-- MATERIAL start --

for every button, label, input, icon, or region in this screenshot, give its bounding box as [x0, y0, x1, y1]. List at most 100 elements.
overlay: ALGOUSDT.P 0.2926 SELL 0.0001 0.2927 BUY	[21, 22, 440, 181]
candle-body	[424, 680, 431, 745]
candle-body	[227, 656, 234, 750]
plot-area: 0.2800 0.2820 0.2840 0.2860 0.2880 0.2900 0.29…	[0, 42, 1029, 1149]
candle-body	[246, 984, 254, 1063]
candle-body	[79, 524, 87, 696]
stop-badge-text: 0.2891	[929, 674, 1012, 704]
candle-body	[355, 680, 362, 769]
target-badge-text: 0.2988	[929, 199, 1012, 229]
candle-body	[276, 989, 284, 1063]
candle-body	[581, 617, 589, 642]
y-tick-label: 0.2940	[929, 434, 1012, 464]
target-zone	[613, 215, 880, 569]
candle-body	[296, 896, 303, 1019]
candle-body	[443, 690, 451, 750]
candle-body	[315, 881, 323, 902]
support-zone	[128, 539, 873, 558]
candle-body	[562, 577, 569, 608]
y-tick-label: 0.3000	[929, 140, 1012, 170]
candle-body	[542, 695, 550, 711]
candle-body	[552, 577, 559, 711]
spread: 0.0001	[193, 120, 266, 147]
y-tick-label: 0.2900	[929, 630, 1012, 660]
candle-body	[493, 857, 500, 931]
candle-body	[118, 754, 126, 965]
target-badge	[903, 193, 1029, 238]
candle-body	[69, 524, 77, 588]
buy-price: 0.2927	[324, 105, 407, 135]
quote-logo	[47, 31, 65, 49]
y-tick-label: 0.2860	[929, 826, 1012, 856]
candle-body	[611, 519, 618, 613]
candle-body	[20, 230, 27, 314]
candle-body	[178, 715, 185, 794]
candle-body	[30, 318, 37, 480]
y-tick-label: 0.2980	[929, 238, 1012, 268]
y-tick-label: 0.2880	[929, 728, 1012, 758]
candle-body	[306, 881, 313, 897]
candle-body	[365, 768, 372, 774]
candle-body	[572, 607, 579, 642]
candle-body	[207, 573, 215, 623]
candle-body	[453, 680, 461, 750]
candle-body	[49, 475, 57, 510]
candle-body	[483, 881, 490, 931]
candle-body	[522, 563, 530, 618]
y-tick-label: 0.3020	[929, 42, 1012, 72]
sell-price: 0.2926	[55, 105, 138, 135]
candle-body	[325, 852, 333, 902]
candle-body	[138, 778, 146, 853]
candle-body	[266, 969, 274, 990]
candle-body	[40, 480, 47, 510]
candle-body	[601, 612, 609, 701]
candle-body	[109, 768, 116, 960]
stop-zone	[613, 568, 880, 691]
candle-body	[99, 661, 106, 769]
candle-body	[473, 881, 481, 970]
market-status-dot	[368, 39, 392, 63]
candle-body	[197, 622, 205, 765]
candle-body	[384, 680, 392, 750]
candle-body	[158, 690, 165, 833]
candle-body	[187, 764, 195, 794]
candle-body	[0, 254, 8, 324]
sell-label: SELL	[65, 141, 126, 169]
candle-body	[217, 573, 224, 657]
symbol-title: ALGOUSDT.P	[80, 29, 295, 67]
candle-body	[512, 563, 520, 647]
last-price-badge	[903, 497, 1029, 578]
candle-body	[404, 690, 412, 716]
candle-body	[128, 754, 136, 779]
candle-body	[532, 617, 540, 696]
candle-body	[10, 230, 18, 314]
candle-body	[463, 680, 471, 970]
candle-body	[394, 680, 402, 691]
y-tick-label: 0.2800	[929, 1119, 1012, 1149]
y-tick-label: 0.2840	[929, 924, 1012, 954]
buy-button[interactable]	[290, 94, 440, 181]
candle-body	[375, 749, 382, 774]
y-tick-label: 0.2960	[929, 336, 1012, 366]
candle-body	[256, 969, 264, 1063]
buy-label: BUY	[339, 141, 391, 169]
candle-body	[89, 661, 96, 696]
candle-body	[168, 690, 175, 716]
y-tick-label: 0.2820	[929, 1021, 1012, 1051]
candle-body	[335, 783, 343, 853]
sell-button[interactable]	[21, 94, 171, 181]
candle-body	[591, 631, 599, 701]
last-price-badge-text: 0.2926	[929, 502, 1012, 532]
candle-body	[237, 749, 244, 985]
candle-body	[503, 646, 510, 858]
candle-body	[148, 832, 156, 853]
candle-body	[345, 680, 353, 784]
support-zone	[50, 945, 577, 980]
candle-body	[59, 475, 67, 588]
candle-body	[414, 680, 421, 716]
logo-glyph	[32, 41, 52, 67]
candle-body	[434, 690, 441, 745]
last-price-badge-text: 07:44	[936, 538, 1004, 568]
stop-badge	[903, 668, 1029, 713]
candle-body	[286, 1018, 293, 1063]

-- MATERIAL end --

* _STATED EXERCISE_
Reproduce every one of the lines above without any change.

* _TASK OUTPUT_
for every button, label, input, icon, or region in this screenshot, give its bounding box as [x0, y0, x1, y1]. List at most 100 elements.
overlay: ALGOUSDT.P 0.2926 SELL 0.0001 0.2927 BUY	[21, 22, 440, 181]
candle-body	[424, 680, 431, 745]
candle-body	[227, 656, 234, 750]
plot-area: 0.2800 0.2820 0.2840 0.2860 0.2880 0.2900 0.29…	[0, 42, 1029, 1149]
candle-body	[246, 984, 254, 1063]
candle-body	[79, 524, 87, 696]
stop-badge-text: 0.2891	[929, 674, 1012, 704]
candle-body	[355, 680, 362, 769]
target-badge-text: 0.2988	[929, 199, 1012, 229]
candle-body	[276, 989, 284, 1063]
candle-body	[581, 617, 589, 642]
y-tick-label: 0.2940	[929, 434, 1012, 464]
target-zone	[613, 215, 880, 569]
candle-body	[296, 896, 303, 1019]
candle-body	[443, 690, 451, 750]
candle-body	[315, 881, 323, 902]
support-zone	[128, 539, 873, 558]
candle-body	[562, 577, 569, 608]
y-tick-label: 0.3000	[929, 140, 1012, 170]
candle-body	[542, 695, 550, 711]
candle-body	[552, 577, 559, 711]
spread: 0.0001	[193, 120, 266, 147]
y-tick-label: 0.2900	[929, 630, 1012, 660]
candle-body	[493, 857, 500, 931]
candle-body	[118, 754, 126, 965]
target-badge	[903, 193, 1029, 238]
candle-body	[69, 524, 77, 588]
buy-price: 0.2927	[324, 105, 407, 135]
quote-logo	[47, 31, 65, 49]
y-tick-label: 0.2860	[929, 826, 1012, 856]
candle-body	[611, 519, 618, 613]
candle-body	[20, 230, 27, 314]
candle-body	[178, 715, 185, 794]
candle-body	[30, 318, 37, 480]
y-tick-label: 0.2980	[929, 238, 1012, 268]
y-tick-label: 0.2880	[929, 728, 1012, 758]
candle-body	[306, 881, 313, 897]
candle-body	[365, 768, 372, 774]
candle-body	[572, 607, 579, 642]
candle-body	[207, 573, 215, 623]
candle-body	[453, 680, 461, 750]
candle-body	[49, 475, 57, 510]
candle-body	[483, 881, 490, 931]
candle-body	[522, 563, 530, 618]
y-tick-label: 0.3020	[929, 42, 1012, 72]
sell-price: 0.2926	[55, 105, 138, 135]
candle-body	[325, 852, 333, 902]
candle-body	[138, 778, 146, 853]
candle-body	[266, 969, 274, 990]
candle-body	[40, 480, 47, 510]
candle-body	[601, 612, 609, 701]
candle-body	[109, 768, 116, 960]
stop-zone	[613, 568, 880, 691]
candle-body	[99, 661, 106, 769]
candle-body	[473, 881, 481, 970]
market-status-dot	[368, 39, 392, 63]
candle-body	[197, 622, 205, 765]
candle-body	[384, 680, 392, 750]
candle-body	[158, 690, 165, 833]
candle-body	[187, 764, 195, 794]
candle-body	[0, 254, 8, 324]
sell-label: SELL	[65, 141, 126, 169]
candle-body	[217, 573, 224, 657]
symbol-title: ALGOUSDT.P	[80, 29, 295, 67]
candle-body	[512, 563, 520, 647]
last-price-badge	[903, 497, 1029, 578]
candle-body	[404, 690, 412, 716]
candle-body	[128, 754, 136, 779]
candle-body	[532, 617, 540, 696]
candle-body	[10, 230, 18, 314]
candle-body	[463, 680, 471, 970]
candle-body	[394, 680, 402, 691]
y-tick-label: 0.2800	[929, 1119, 1012, 1149]
y-tick-label: 0.2840	[929, 924, 1012, 954]
buy-button[interactable]	[290, 94, 440, 181]
candle-body	[375, 749, 382, 774]
y-tick-label: 0.2960	[929, 336, 1012, 366]
candle-body	[256, 969, 264, 1063]
buy-label: BUY	[339, 141, 391, 169]
candle-body	[89, 661, 96, 696]
candle-body	[168, 690, 175, 716]
y-tick-label: 0.2820	[929, 1021, 1012, 1051]
candle-body	[335, 783, 343, 853]
sell-button[interactable]	[21, 94, 171, 181]
candle-body	[591, 631, 599, 701]
last-price-badge-text: 0.2926	[929, 502, 1012, 532]
candle-body	[237, 749, 244, 985]
candle-body	[503, 646, 510, 858]
candle-body	[148, 832, 156, 853]
candle-body	[345, 680, 353, 784]
support-zone	[50, 945, 577, 980]
candle-body	[59, 475, 67, 588]
candle-body	[414, 680, 421, 716]
logo-glyph	[32, 41, 52, 67]
candle-body	[434, 690, 441, 745]
last-price-badge-text: 07:44	[936, 538, 1004, 568]
stop-badge	[903, 668, 1029, 713]
candle-body	[286, 1018, 293, 1063]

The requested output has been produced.